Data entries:
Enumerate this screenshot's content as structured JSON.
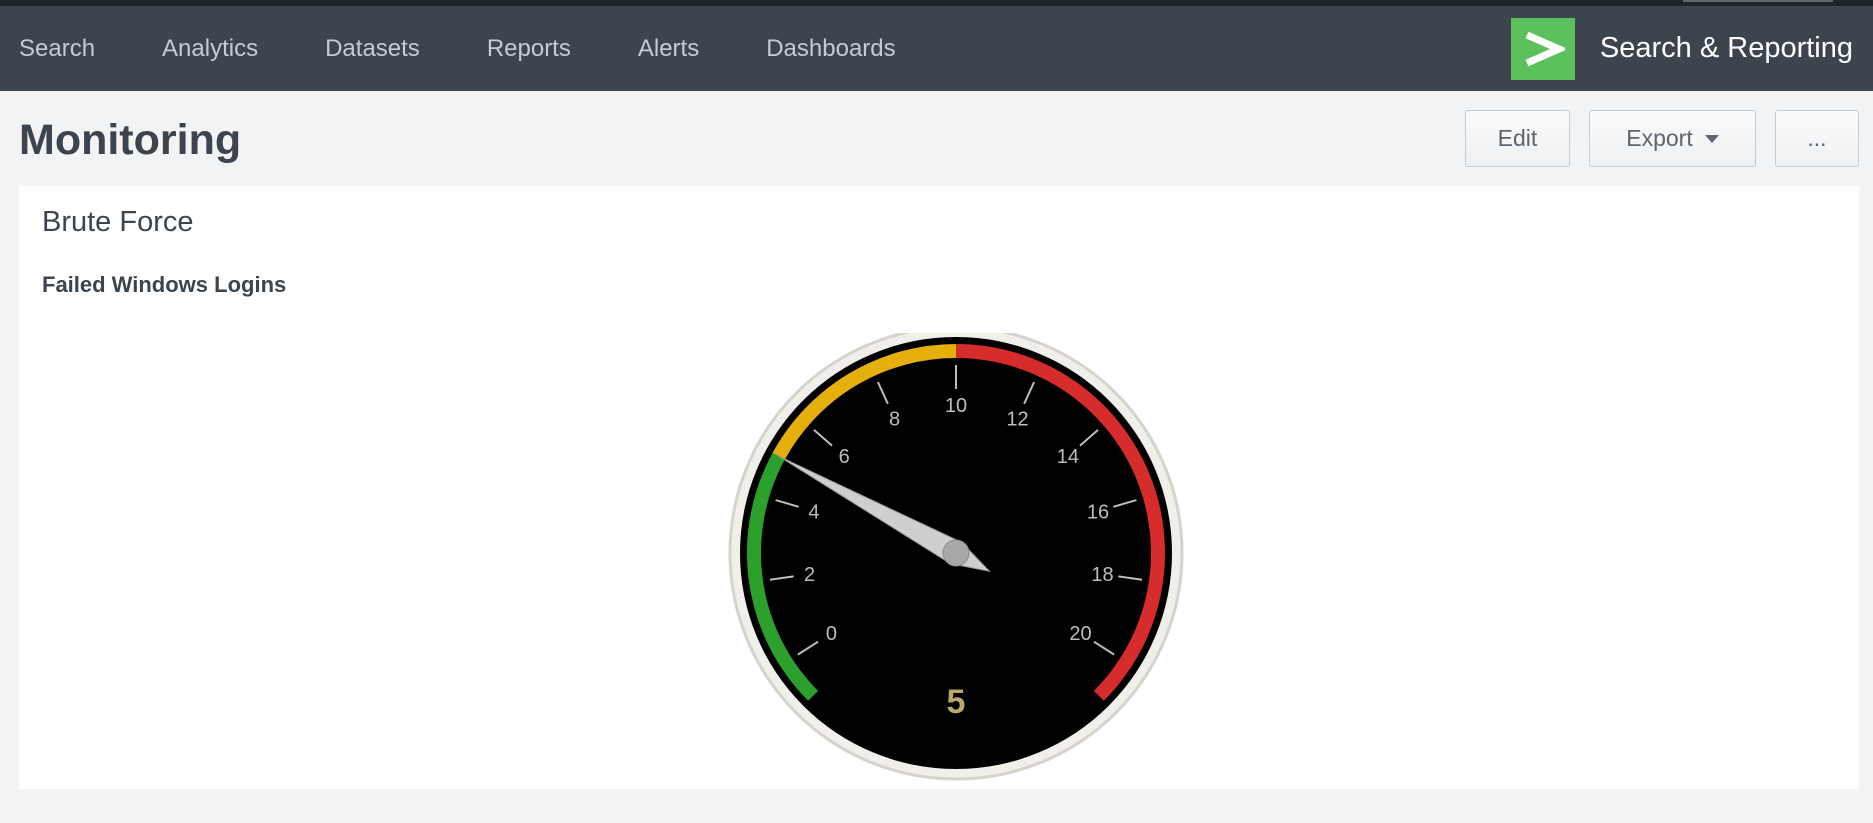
{
  "nav": {
    "items": [
      {
        "label": "Search"
      },
      {
        "label": "Analytics"
      },
      {
        "label": "Datasets"
      },
      {
        "label": "Reports"
      },
      {
        "label": "Alerts"
      },
      {
        "label": "Dashboards"
      }
    ]
  },
  "brand": {
    "title": "Search & Reporting",
    "logo_icon": "chevron-right-icon",
    "logo_color": "#5cc05c"
  },
  "page": {
    "title": "Monitoring"
  },
  "toolbar": {
    "edit_label": "Edit",
    "export_label": "Export",
    "more_label": "..."
  },
  "panel": {
    "title": "Brute Force",
    "viz_title": "Failed Windows Logins"
  },
  "gauge": {
    "value": 5,
    "value_label": "5",
    "min": -1,
    "max": 21,
    "tick_labels": [
      0,
      2,
      4,
      6,
      8,
      10,
      12,
      14,
      16,
      18,
      20
    ],
    "ranges": [
      {
        "from": -1,
        "to": 5,
        "color": "#2ca02c"
      },
      {
        "from": 5,
        "to": 10,
        "color": "#e5b00b"
      },
      {
        "from": 10,
        "to": 21,
        "color": "#d62c2c"
      }
    ],
    "value_color": "#b8a96a"
  }
}
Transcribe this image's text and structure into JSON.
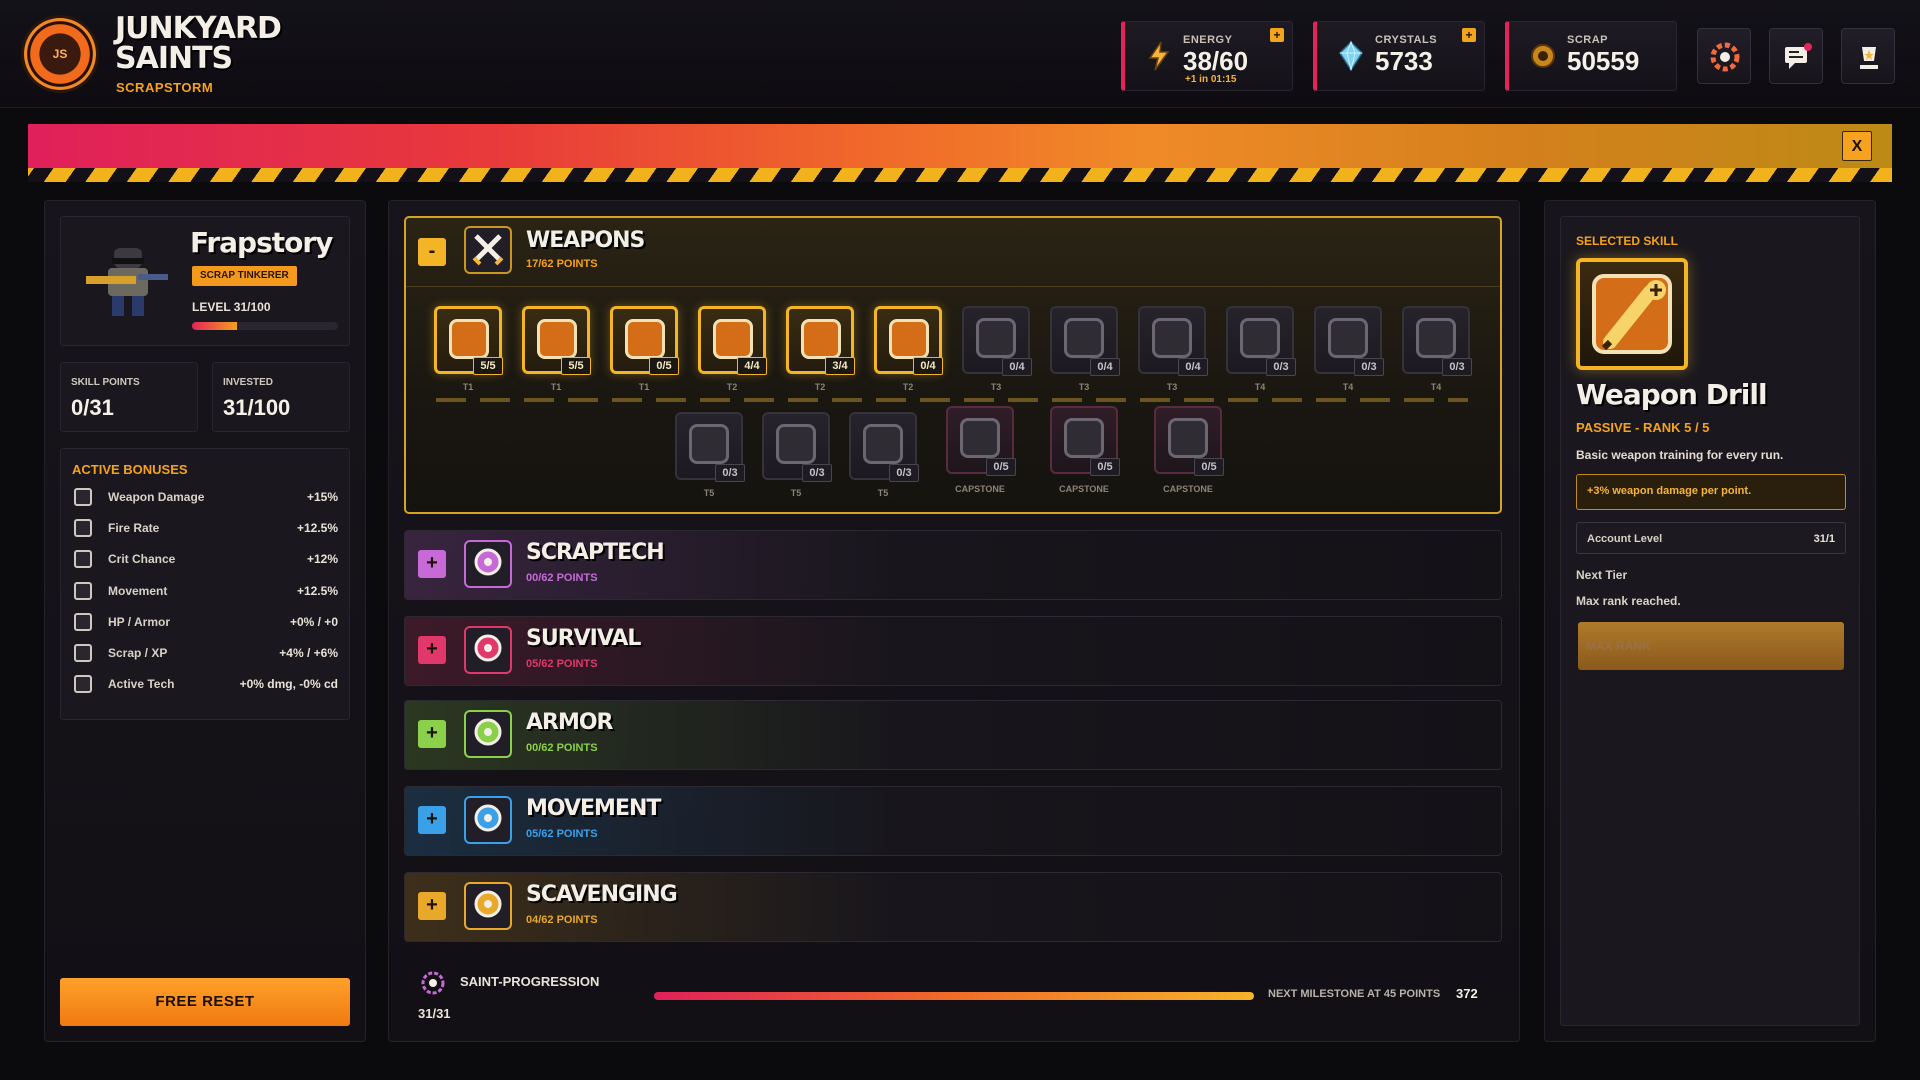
{
  "game": {
    "title": "JUNKYARD SAINTS",
    "logo_badge": "JS",
    "subtitle": "SCRAPSTORM"
  },
  "resources": {
    "energy": {
      "label": "ENERGY",
      "value": "38/60",
      "sub": "+1 in 01:15",
      "icon": "lightning-icon"
    },
    "crystals": {
      "label": "CRYSTALS",
      "value": "5733",
      "icon": "crystal-icon"
    },
    "scrap": {
      "label": "SCRAP",
      "value": "50559",
      "icon": "gear-coin-icon"
    }
  },
  "colors": {
    "accent_orange": "#f6a21c",
    "accent_pink": "#e3245a",
    "gold": "#f3b526"
  },
  "player": {
    "name": "Frapstory",
    "class": "SCRAP TINKERER",
    "level": "LEVEL 31/100",
    "level_fraction": 0.31
  },
  "stats": {
    "skill_points_label": "SKILL POINTS",
    "skill_points": "0/31",
    "invested_label": "INVESTED",
    "invested": "31/100"
  },
  "bonuses": {
    "title": "ACTIVE BONUSES",
    "items": [
      {
        "name": "Weapon Damage",
        "value": "+15%"
      },
      {
        "name": "Fire Rate",
        "value": "+12.5%"
      },
      {
        "name": "Crit Chance",
        "value": "+12%"
      },
      {
        "name": "Movement",
        "value": "+12.5%"
      },
      {
        "name": "HP / Armor",
        "value": "+0% / +0"
      },
      {
        "name": "Scrap / XP",
        "value": "+4% / +6%"
      },
      {
        "name": "Active Tech",
        "value": "+0% dmg, -0% cd"
      }
    ]
  },
  "reset_label": "FREE RESET",
  "weapons": {
    "name": "WEAPONS",
    "points": "17/62 POINTS",
    "toggle": "-",
    "icon_tag": "WEA",
    "row1": [
      {
        "count": "5/5",
        "tier": "T1",
        "state": "active"
      },
      {
        "count": "5/5",
        "tier": "T1",
        "state": "active"
      },
      {
        "count": "0/5",
        "tier": "T1",
        "state": "active"
      },
      {
        "count": "4/4",
        "tier": "T2",
        "state": "active"
      },
      {
        "count": "3/4",
        "tier": "T2",
        "state": "active"
      },
      {
        "count": "0/4",
        "tier": "T2",
        "state": "active"
      },
      {
        "count": "0/4",
        "tier": "T3",
        "state": "dim"
      },
      {
        "count": "0/4",
        "tier": "T3",
        "state": "dim"
      },
      {
        "count": "0/4",
        "tier": "T3",
        "state": "dim"
      },
      {
        "count": "0/3",
        "tier": "T4",
        "state": "dim"
      },
      {
        "count": "0/3",
        "tier": "T4",
        "state": "dim"
      },
      {
        "count": "0/3",
        "tier": "T4",
        "state": "dim"
      }
    ],
    "row2": [
      {
        "count": "0/3",
        "tier": "T5",
        "state": "dim"
      },
      {
        "count": "0/3",
        "tier": "T5",
        "state": "dim"
      },
      {
        "count": "0/3",
        "tier": "T5",
        "state": "dim"
      },
      {
        "count": "0/5",
        "tier": "CAPSTONE",
        "state": "cap"
      },
      {
        "count": "0/5",
        "tier": "CAPSTONE",
        "state": "cap"
      },
      {
        "count": "0/5",
        "tier": "CAPSTONE",
        "state": "cap"
      }
    ]
  },
  "categories": [
    {
      "name": "SCRAPTECH",
      "points": "00/62 POINTS",
      "toggle": "+",
      "color": "#c76ad8",
      "icon_tag": "SCR"
    },
    {
      "name": "SURVIVAL",
      "points": "05/62 POINTS",
      "toggle": "+",
      "color": "#e0386a",
      "icon_tag": "SUR"
    },
    {
      "name": "ARMOR",
      "points": "00/62 POINTS",
      "toggle": "+",
      "color": "#8ad04a",
      "icon_tag": "ARM"
    },
    {
      "name": "MOVEMENT",
      "points": "05/62 POINTS",
      "toggle": "+",
      "color": "#3aa0e8",
      "icon_tag": "MOV"
    },
    {
      "name": "SCAVENGING",
      "points": "04/62 POINTS",
      "toggle": "+",
      "color": "#e8a82a",
      "icon_tag": ""
    }
  ],
  "progression": {
    "label": "SAINT-PROGRESSION",
    "value": "31/31",
    "milestone": "NEXT MILESTONE AT 45 POINTS",
    "milestone_value": "372"
  },
  "selected": {
    "header": "SELECTED SKILL",
    "name": "Weapon Drill",
    "rank": "PASSIVE - RANK 5 / 5",
    "desc": "Basic weapon training for every run.",
    "bonus": "+3% weapon damage per point.",
    "account_label": "Account Level",
    "account_value": "31/1",
    "next_tier_label": "Next Tier",
    "next_tier_text": "Max rank reached.",
    "button": "MAX RANK"
  }
}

§ PROBLEM DETAILS: Look through the entries above and report each line where the string "Search" occurs.

§ RESPONSE FOR THIS EXERCISE:
        "label": "Search"
    "title": "Search & Reporting",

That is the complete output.